**WHAT TO PRODUCE:**
Print the complete set of entries exactly.
-------
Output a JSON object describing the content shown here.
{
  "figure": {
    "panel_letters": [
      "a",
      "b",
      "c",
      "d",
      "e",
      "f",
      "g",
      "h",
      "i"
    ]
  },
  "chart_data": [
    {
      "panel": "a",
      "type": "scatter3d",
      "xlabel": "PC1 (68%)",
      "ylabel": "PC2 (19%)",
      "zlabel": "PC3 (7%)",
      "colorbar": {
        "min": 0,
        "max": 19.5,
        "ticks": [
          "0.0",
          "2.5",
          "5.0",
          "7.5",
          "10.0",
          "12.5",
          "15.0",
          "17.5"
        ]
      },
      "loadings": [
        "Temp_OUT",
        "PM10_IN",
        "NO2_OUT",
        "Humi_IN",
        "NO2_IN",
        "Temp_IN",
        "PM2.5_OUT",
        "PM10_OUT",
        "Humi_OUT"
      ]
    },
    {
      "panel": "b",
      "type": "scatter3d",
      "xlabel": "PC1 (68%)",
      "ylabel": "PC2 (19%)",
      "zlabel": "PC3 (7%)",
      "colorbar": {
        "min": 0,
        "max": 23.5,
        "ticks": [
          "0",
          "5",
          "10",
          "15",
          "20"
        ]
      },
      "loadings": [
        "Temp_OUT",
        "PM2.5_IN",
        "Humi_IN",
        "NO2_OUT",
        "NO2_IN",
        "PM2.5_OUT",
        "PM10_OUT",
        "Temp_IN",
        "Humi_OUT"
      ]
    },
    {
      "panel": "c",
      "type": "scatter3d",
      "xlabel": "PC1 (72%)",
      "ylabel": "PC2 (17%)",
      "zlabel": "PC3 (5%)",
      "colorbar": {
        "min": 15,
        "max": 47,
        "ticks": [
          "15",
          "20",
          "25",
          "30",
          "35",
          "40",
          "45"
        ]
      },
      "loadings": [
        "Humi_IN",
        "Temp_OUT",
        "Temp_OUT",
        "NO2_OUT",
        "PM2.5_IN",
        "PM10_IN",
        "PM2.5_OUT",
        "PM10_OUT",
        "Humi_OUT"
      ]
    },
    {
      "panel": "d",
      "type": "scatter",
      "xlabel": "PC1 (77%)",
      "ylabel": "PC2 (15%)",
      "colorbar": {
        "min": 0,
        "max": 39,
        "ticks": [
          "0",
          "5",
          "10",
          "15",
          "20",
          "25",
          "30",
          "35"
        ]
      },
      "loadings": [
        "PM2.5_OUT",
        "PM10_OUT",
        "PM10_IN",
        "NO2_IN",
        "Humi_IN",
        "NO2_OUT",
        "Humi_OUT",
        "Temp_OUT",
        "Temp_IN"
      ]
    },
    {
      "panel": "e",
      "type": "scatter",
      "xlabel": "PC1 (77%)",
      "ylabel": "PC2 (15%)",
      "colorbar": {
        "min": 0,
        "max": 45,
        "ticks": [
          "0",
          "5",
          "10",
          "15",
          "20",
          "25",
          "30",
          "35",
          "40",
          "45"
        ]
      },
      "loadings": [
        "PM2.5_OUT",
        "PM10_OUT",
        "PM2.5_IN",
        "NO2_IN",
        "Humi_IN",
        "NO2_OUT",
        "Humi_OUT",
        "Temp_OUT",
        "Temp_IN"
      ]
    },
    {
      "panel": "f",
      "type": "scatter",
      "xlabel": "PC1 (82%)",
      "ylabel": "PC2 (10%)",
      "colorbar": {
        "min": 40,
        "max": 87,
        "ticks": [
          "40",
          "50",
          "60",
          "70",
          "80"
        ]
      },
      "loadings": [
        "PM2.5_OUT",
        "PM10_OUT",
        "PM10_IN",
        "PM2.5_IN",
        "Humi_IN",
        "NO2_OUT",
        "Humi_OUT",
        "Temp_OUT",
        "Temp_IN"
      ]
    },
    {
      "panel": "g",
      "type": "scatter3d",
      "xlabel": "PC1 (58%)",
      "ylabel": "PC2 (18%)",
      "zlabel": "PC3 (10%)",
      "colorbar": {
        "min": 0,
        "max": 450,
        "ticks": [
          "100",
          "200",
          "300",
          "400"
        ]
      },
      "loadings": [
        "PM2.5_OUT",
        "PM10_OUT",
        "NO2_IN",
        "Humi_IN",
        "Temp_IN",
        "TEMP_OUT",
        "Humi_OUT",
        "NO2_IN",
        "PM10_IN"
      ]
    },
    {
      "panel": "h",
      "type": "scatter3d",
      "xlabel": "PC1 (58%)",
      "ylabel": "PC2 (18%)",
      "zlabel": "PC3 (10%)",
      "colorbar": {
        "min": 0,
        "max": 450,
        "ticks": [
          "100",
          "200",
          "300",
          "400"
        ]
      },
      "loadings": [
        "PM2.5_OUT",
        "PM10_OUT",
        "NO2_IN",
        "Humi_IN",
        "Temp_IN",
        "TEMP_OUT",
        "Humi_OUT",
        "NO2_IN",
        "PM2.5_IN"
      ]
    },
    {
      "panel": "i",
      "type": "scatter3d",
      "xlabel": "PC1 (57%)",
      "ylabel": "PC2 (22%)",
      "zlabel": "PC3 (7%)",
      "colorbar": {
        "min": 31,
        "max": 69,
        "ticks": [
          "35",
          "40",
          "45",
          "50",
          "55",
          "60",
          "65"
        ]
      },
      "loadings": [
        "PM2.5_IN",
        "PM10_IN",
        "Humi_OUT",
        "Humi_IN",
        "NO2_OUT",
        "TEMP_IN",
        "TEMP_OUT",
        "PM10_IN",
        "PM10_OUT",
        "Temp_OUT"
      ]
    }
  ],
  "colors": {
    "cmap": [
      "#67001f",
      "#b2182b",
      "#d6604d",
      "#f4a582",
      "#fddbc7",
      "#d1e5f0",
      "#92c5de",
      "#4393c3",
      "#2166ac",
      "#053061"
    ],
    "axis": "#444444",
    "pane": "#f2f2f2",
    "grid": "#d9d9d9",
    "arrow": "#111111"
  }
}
-------
**TASK RESULT:**
Output a JSON object describing the content shown here.
{
  "figure": {
    "panel_letters": [
      "a",
      "b",
      "c",
      "d",
      "e",
      "f",
      "g",
      "h",
      "i"
    ]
  },
  "chart_data": [
    {
      "panel": "a",
      "type": "scatter3d",
      "xlabel": "PC1 (68%)",
      "ylabel": "PC2 (19%)",
      "zlabel": "PC3 (7%)",
      "colorbar": {
        "min": 0,
        "max": 19.5,
        "ticks": [
          "0.0",
          "2.5",
          "5.0",
          "7.5",
          "10.0",
          "12.5",
          "15.0",
          "17.5"
        ]
      },
      "loadings": [
        "Temp_OUT",
        "PM10_IN",
        "NO2_OUT",
        "Humi_IN",
        "NO2_IN",
        "Temp_IN",
        "PM2.5_OUT",
        "PM10_OUT",
        "Humi_OUT"
      ]
    },
    {
      "panel": "b",
      "type": "scatter3d",
      "xlabel": "PC1 (68%)",
      "ylabel": "PC2 (19%)",
      "zlabel": "PC3 (7%)",
      "colorbar": {
        "min": 0,
        "max": 23.5,
        "ticks": [
          "0",
          "5",
          "10",
          "15",
          "20"
        ]
      },
      "loadings": [
        "Temp_OUT",
        "PM2.5_IN",
        "Humi_IN",
        "NO2_OUT",
        "NO2_IN",
        "PM2.5_OUT",
        "PM10_OUT",
        "Temp_IN",
        "Humi_OUT"
      ]
    },
    {
      "panel": "c",
      "type": "scatter3d",
      "xlabel": "PC1 (72%)",
      "ylabel": "PC2 (17%)",
      "zlabel": "PC3 (5%)",
      "colorbar": {
        "min": 15,
        "max": 47,
        "ticks": [
          "15",
          "20",
          "25",
          "30",
          "35",
          "40",
          "45"
        ]
      },
      "loadings": [
        "Humi_IN",
        "Temp_OUT",
        "Temp_OUT",
        "NO2_OUT",
        "PM2.5_IN",
        "PM10_IN",
        "PM2.5_OUT",
        "PM10_OUT",
        "Humi_OUT"
      ]
    },
    {
      "panel": "d",
      "type": "scatter",
      "xlabel": "PC1 (77%)",
      "ylabel": "PC2 (15%)",
      "colorbar": {
        "min": 0,
        "max": 39,
        "ticks": [
          "0",
          "5",
          "10",
          "15",
          "20",
          "25",
          "30",
          "35"
        ]
      },
      "loadings": [
        "PM2.5_OUT",
        "PM10_OUT",
        "PM10_IN",
        "NO2_IN",
        "Humi_IN",
        "NO2_OUT",
        "Humi_OUT",
        "Temp_OUT",
        "Temp_IN"
      ]
    },
    {
      "panel": "e",
      "type": "scatter",
      "xlabel": "PC1 (77%)",
      "ylabel": "PC2 (15%)",
      "colorbar": {
        "min": 0,
        "max": 45,
        "ticks": [
          "0",
          "5",
          "10",
          "15",
          "20",
          "25",
          "30",
          "35",
          "40",
          "45"
        ]
      },
      "loadings": [
        "PM2.5_OUT",
        "PM10_OUT",
        "PM2.5_IN",
        "NO2_IN",
        "Humi_IN",
        "NO2_OUT",
        "Humi_OUT",
        "Temp_OUT",
        "Temp_IN"
      ]
    },
    {
      "panel": "f",
      "type": "scatter",
      "xlabel": "PC1 (82%)",
      "ylabel": "PC2 (10%)",
      "colorbar": {
        "min": 40,
        "max": 87,
        "ticks": [
          "40",
          "50",
          "60",
          "70",
          "80"
        ]
      },
      "loadings": [
        "PM2.5_OUT",
        "PM10_OUT",
        "PM10_IN",
        "PM2.5_IN",
        "Humi_IN",
        "NO2_OUT",
        "Humi_OUT",
        "Temp_OUT",
        "Temp_IN"
      ]
    },
    {
      "panel": "g",
      "type": "scatter3d",
      "xlabel": "PC1 (58%)",
      "ylabel": "PC2 (18%)",
      "zlabel": "PC3 (10%)",
      "colorbar": {
        "min": 0,
        "max": 450,
        "ticks": [
          "100",
          "200",
          "300",
          "400"
        ]
      },
      "loadings": [
        "PM2.5_OUT",
        "PM10_OUT",
        "NO2_IN",
        "Humi_IN",
        "Temp_IN",
        "TEMP_OUT",
        "Humi_OUT",
        "NO2_IN",
        "PM10_IN"
      ]
    },
    {
      "panel": "h",
      "type": "scatter3d",
      "xlabel": "PC1 (58%)",
      "ylabel": "PC2 (18%)",
      "zlabel": "PC3 (10%)",
      "colorbar": {
        "min": 0,
        "max": 450,
        "ticks": [
          "100",
          "200",
          "300",
          "400"
        ]
      },
      "loadings": [
        "PM2.5_OUT",
        "PM10_OUT",
        "NO2_IN",
        "Humi_IN",
        "Temp_IN",
        "TEMP_OUT",
        "Humi_OUT",
        "NO2_IN",
        "PM2.5_IN"
      ]
    },
    {
      "panel": "i",
      "type": "scatter3d",
      "xlabel": "PC1 (57%)",
      "ylabel": "PC2 (22%)",
      "zlabel": "PC3 (7%)",
      "colorbar": {
        "min": 31,
        "max": 69,
        "ticks": [
          "35",
          "40",
          "45",
          "50",
          "55",
          "60",
          "65"
        ]
      },
      "loadings": [
        "PM2.5_IN",
        "PM10_IN",
        "Humi_OUT",
        "Humi_IN",
        "NO2_OUT",
        "TEMP_IN",
        "TEMP_OUT",
        "PM10_IN",
        "PM10_OUT",
        "Temp_OUT"
      ]
    }
  ],
  "colors": {
    "cmap": [
      "#67001f",
      "#b2182b",
      "#d6604d",
      "#f4a582",
      "#fddbc7",
      "#d1e5f0",
      "#92c5de",
      "#4393c3",
      "#2166ac",
      "#053061"
    ],
    "axis": "#444444",
    "pane": "#f2f2f2",
    "grid": "#d9d9d9",
    "arrow": "#111111"
  }
}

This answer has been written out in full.